== RAW DATA
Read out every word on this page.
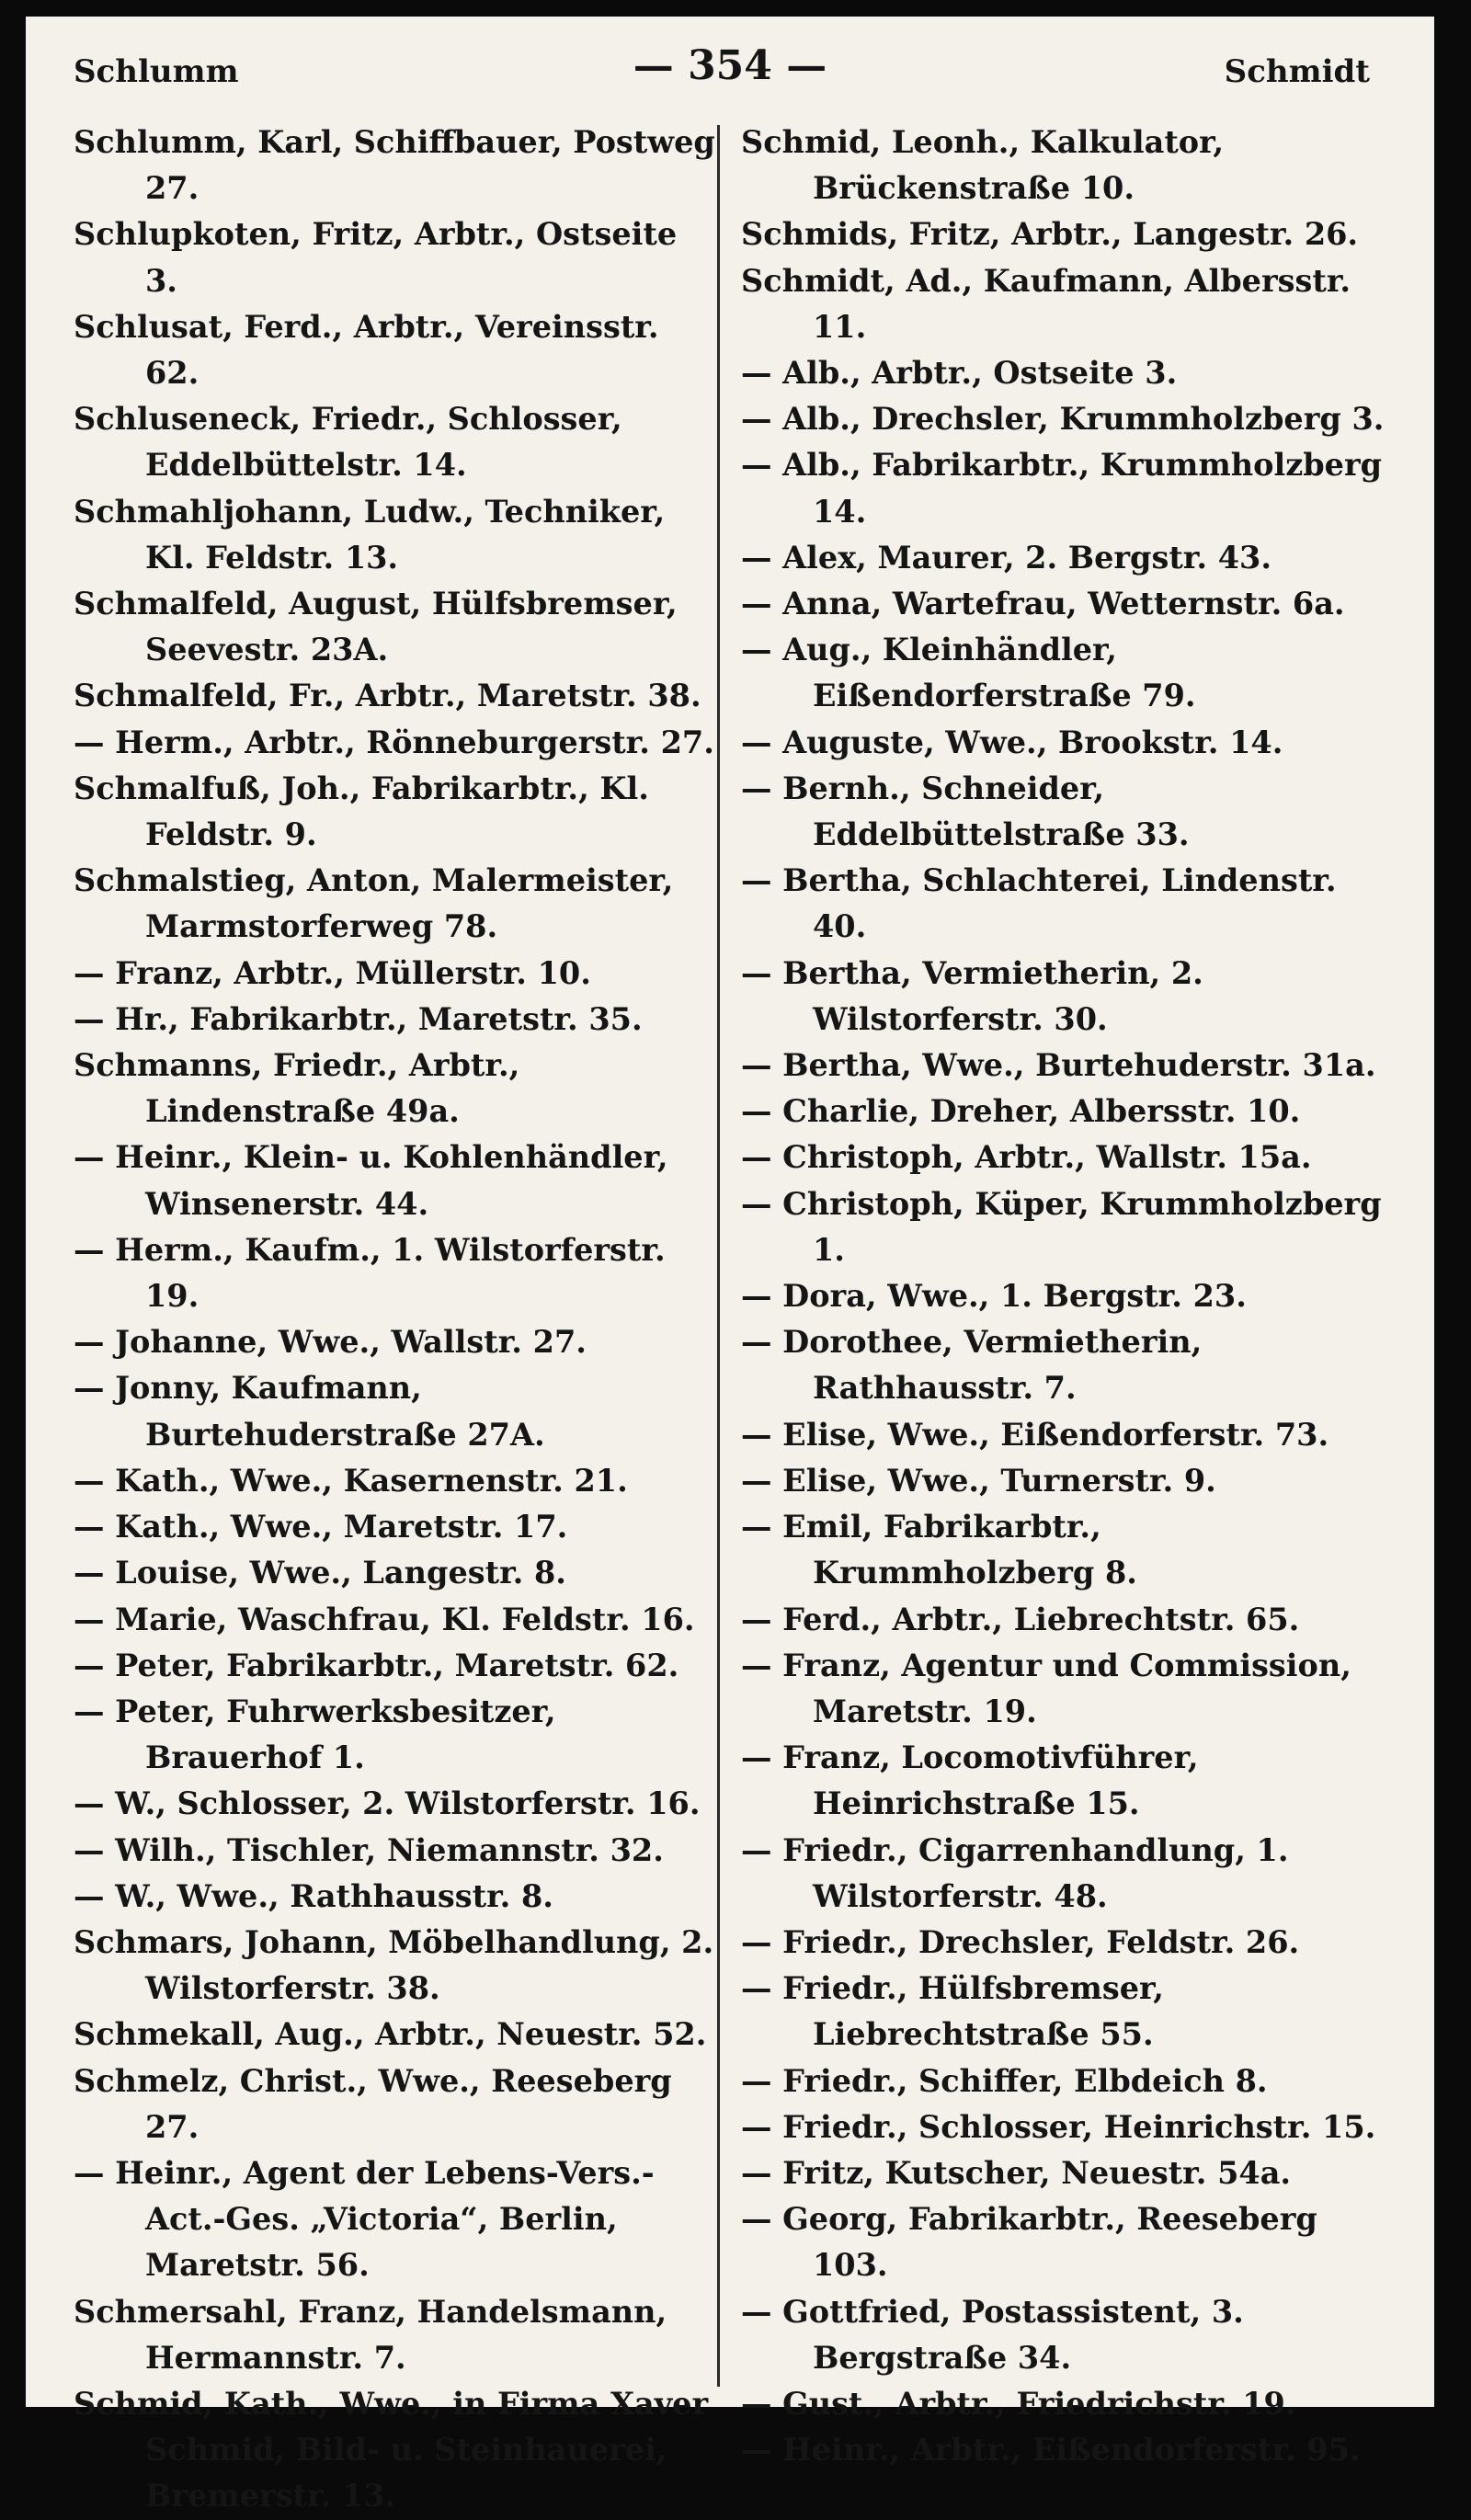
Schlumm	— 354 —	Schmidt

Schlumm, Karl, Schiffbauer, Postweg 27.

Schlupkoten, Fritz, Arbtr., Ostseite 3.

Schlusat, Ferd., Arbtr., Vereinsstr. 62.

Schluseneck, Friedr., Schlosser, Eddelbüttelstr. 14.

Schmahljohann, Ludw., Techniker, Kl. Feldstr. 13.

Schmalfeld, August, Hülfsbremser, Seevestr. 23A.

Schmalfeld, Fr., Arbtr., Maretstr. 38.

— Herm., Arbtr., Rönneburgerstr. 27.

Schmalfuß, Joh., Fabrikarbtr., Kl. Feldstr. 9.

Schmalstieg, Anton, Malermeister, Marmstorferweg 78.

— Franz, Arbtr., Müllerstr. 10.

— Hr., Fabrikarbtr., Maretstr. 35.

Schmanns, Friedr., Arbtr., Lindenstraße 49a.

— Heinr., Klein- u. Kohlenhändler, Winsenerstr. 44.

— Herm., Kaufm., 1. Wilstorferstr. 19.

— Johanne, Wwe., Wallstr. 27.

— Jonny, Kaufmann, Burtehuderstraße 27A.

— Kath., Wwe., Kasernenstr. 21.

— Kath., Wwe., Maretstr. 17.

— Louise, Wwe., Langestr. 8.

— Marie, Waschfrau, Kl. Feldstr. 16.

— Peter, Fabrikarbtr., Maretstr. 62.

— Peter, Fuhrwerksbesitzer, Brauerhof 1.

— W., Schlosser, 2. Wilstorferstr. 16.

— Wilh., Tischler, Niemannstr. 32.

— W., Wwe., Rathhausstr. 8.

Schmars, Johann, Möbelhandlung, 2. Wilstorferstr. 38.

Schmekall, Aug., Arbtr., Neuestr. 52.

Schmelz, Christ., Wwe., Reeseberg 27.

— Heinr., Agent der Lebens-Vers.-Act.-Ges. „Victoria“, Berlin, Maretstr. 56.

Schmersahl, Franz, Handelsmann, Hermannstr. 7.

Schmid, Kath., Wwe., in Firma Xaver Schmid, Bild- u. Steinhauerei, Bremerstr. 13.

Schmid, Leonh., Kalkulator, Brückenstraße 10.

Schmids, Fritz, Arbtr., Langestr. 26.

Schmidt, Ad., Kaufmann, Albersstr. 11.

— Alb., Arbtr., Ostseite 3.

— Alb., Drechsler, Krummholzberg 3.

— Alb., Fabrikarbtr., Krummholzberg 14.

— Alex, Maurer, 2. Bergstr. 43.

— Anna, Wartefrau, Wetternstr. 6a.

— Aug., Kleinhändler, Eißendorferstraße 79.

— Auguste, Wwe., Brookstr. 14.

— Bernh., Schneider, Eddelbüttelstraße 33.

— Bertha, Schlachterei, Lindenstr. 40.

— Bertha, Vermietherin, 2. Wilstorferstr. 30.

— Bertha, Wwe., Burtehuderstr. 31a.

— Charlie, Dreher, Albersstr. 10.

— Christoph, Arbtr., Wallstr. 15a.

— Christoph, Küper, Krummholzberg 1.

— Dora, Wwe., 1. Bergstr. 23.

— Dorothee, Vermietherin, Rathhausstr. 7.

— Elise, Wwe., Eißendorferstr. 73.

— Elise, Wwe., Turnerstr. 9.

— Emil, Fabrikarbtr., Krummholzberg 8.

— Ferd., Arbtr., Liebrechtstr. 65.

— Franz, Agentur und Commission, Maretstr. 19.

— Franz, Locomotivführer, Heinrichstraße 15.

— Friedr., Cigarrenhandlung, 1. Wilstorferstr. 48.

— Friedr., Drechsler, Feldstr. 26.

— Friedr., Hülfsbremser, Liebrechtstraße 55.

— Friedr., Schiffer, Elbdeich 8.

— Friedr., Schlosser, Heinrichstr. 15.

— Fritz, Kutscher, Neuestr. 54a.

— Georg, Fabrikarbtr., Reeseberg 103.

— Gottfried, Postassistent, 3. Bergstraße 34.

— Gust., Arbtr., Friedrichstr. 19.

— Heinr., Arbtr., Eißendorferstr. 95.
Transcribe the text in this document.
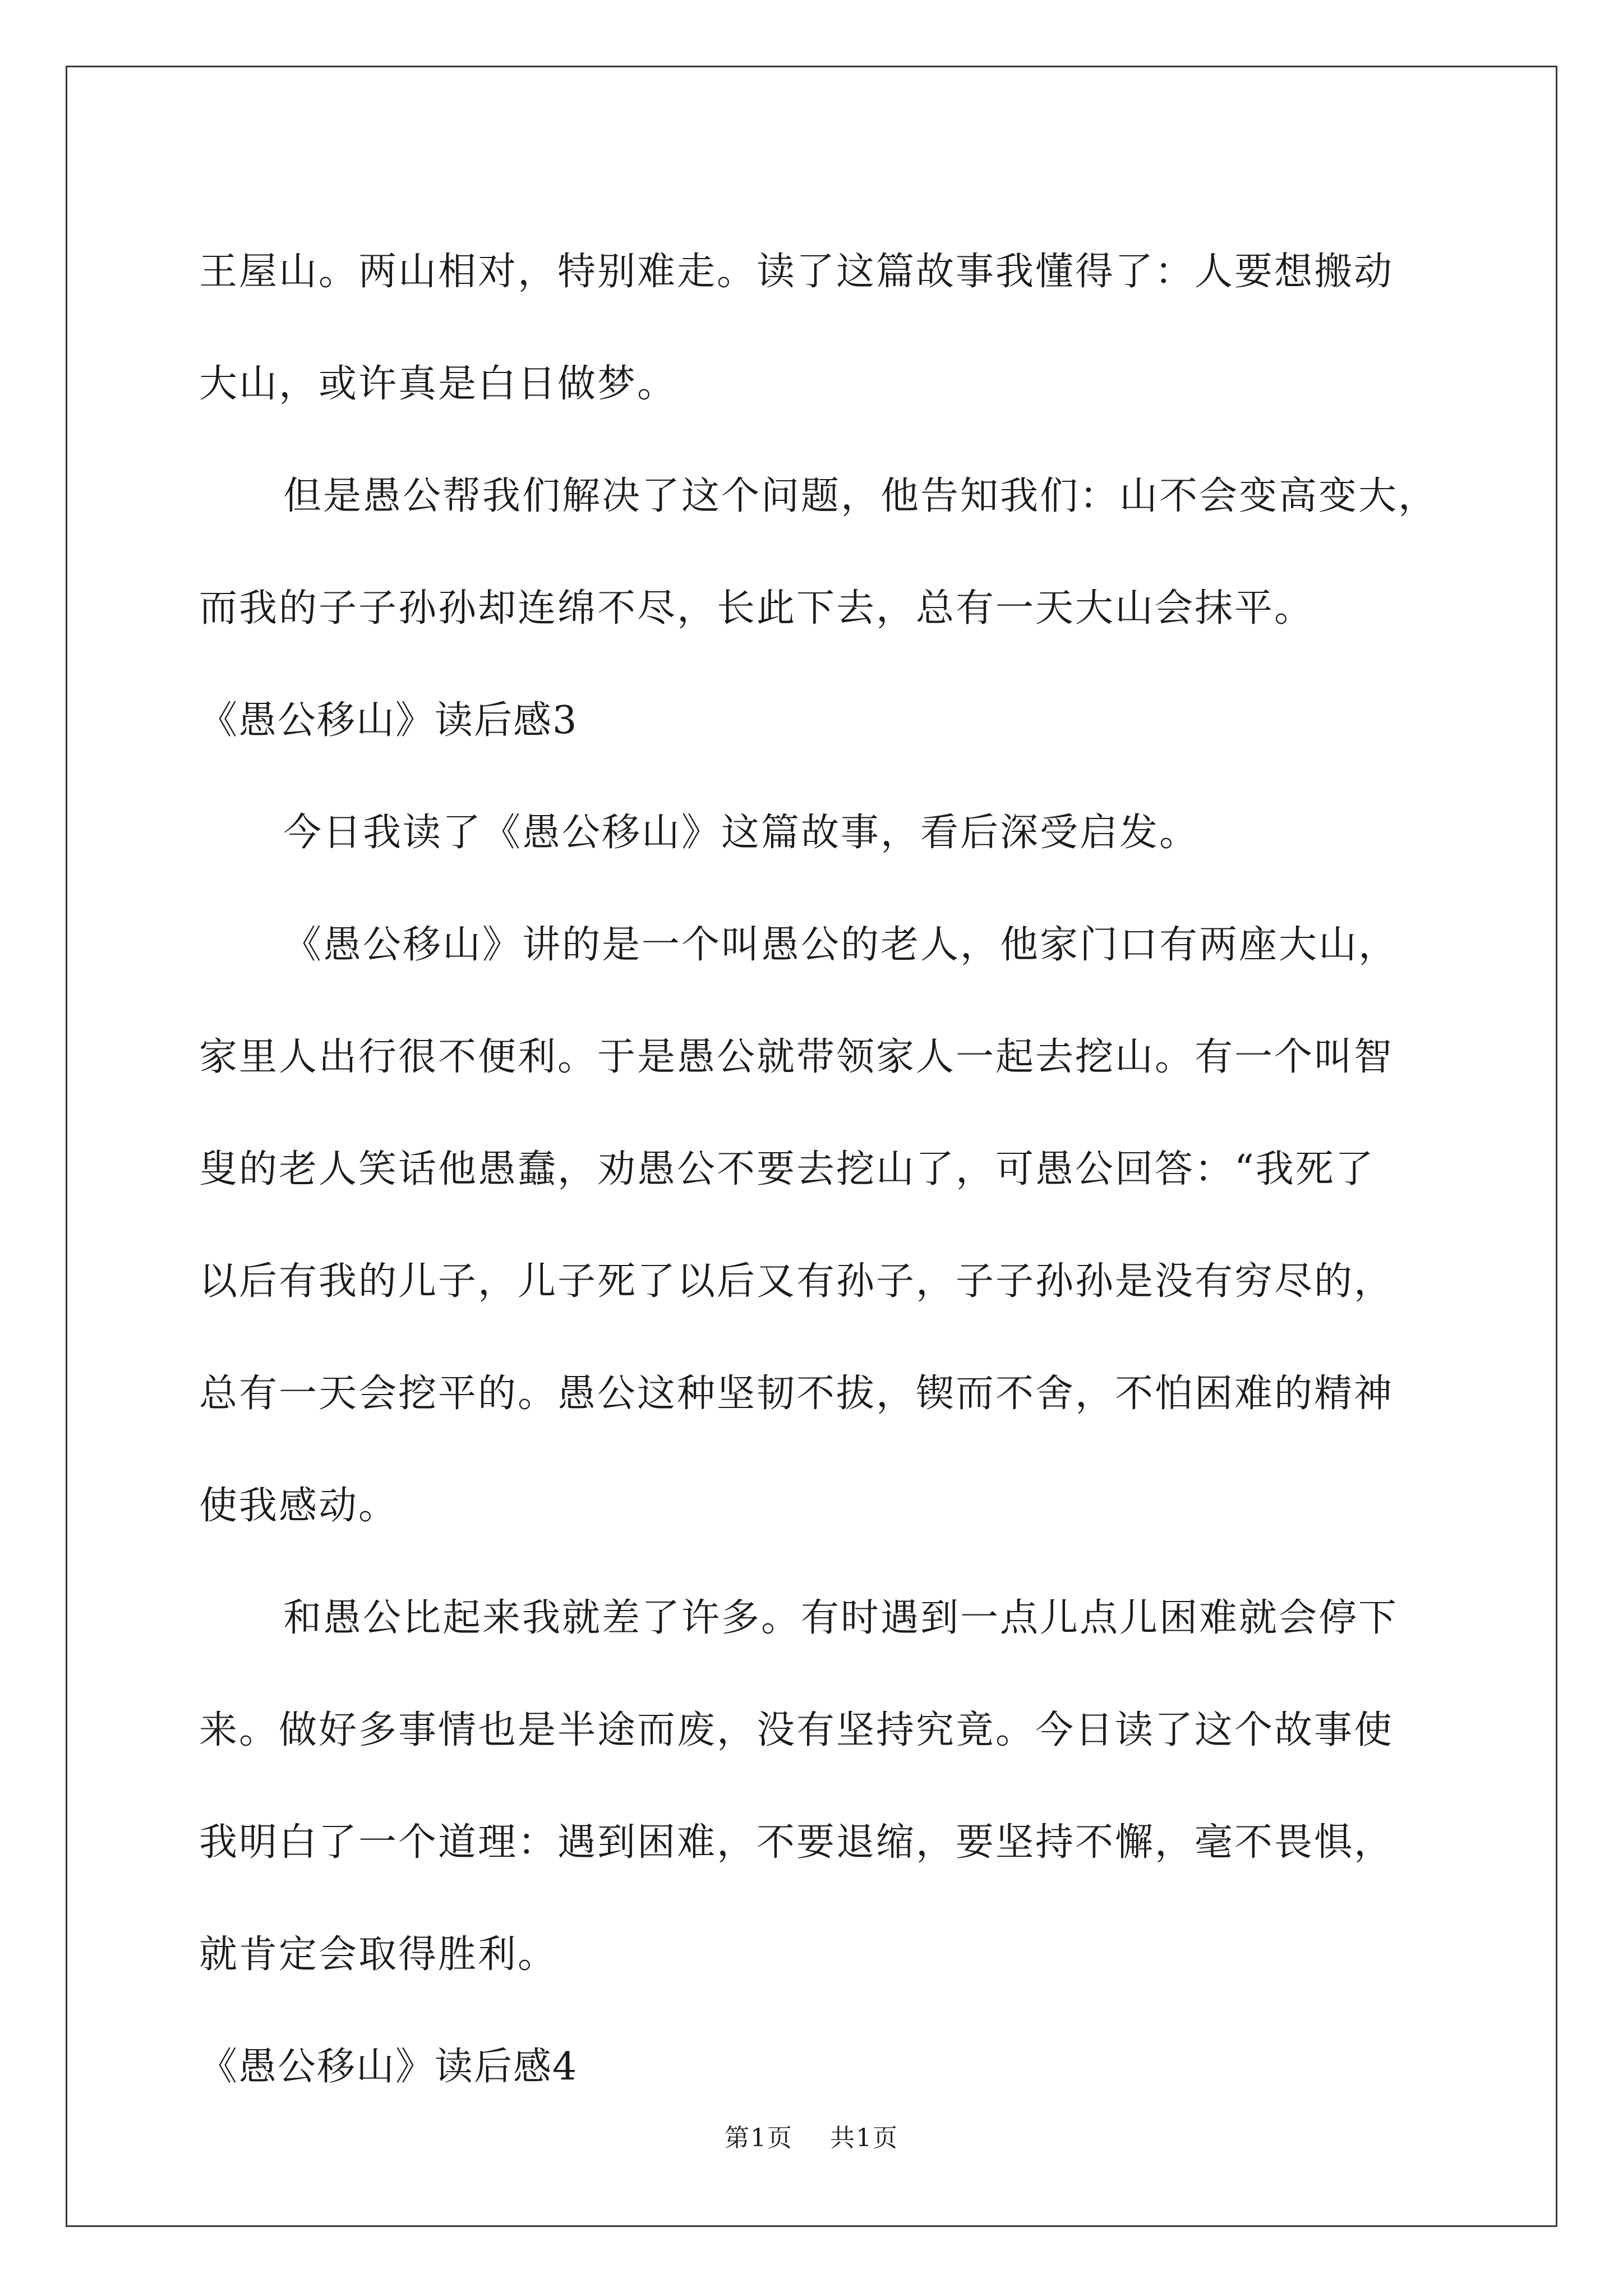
王屋山。两山相对，特别难走。读了这篇故事我懂得了：人要想搬动
大山，或许真是白日做梦。
但是愚公帮我们解决了这个问题，他告知我们：山不会变高变大，
而我的子子孙孙却连绵不尽，长此下去，总有一天大山会抹平。
《愚公移山》读后感3
今日我读了《愚公移山》这篇故事，看后深受启发。
《愚公移山》讲的是一个叫愚公的老人，他家门口有两座大山，
家里人出行很不便利。于是愚公就带领家人一起去挖山。有一个叫智
叟的老人笑话他愚蠢，劝愚公不要去挖山了，可愚公回答：“我死了
以后有我的儿子，儿子死了以后又有孙子，子子孙孙是没有穷尽的，
总有一天会挖平的。愚公这种坚韧不拔，锲而不舍，不怕困难的精神
使我感动。
和愚公比起来我就差了许多。有时遇到一点儿点儿困难就会停下
来。做好多事情也是半途而废，没有坚持究竟。今日读了这个故事使
我明白了一个道理：遇到困难，不要退缩，要坚持不懈，毫不畏惧，
就肯定会取得胜利。
《愚公移山》读后感4
第1页 共1页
====
WHAT THE TASK ASKS:
Look through the entries above; copy every line holding the string "Feldstr".

RESPONSE FOR THIS EXERCISE:
Schmahljohann, Ludw., Techniker, Kl. Feldstr. 13.
Schmalfuß, Joh., Fabrikarbtr., Kl. Feldstr. 9.
— Marie, Waschfrau, Kl. Feldstr. 16.
— Friedr., Drechsler, Feldstr. 26.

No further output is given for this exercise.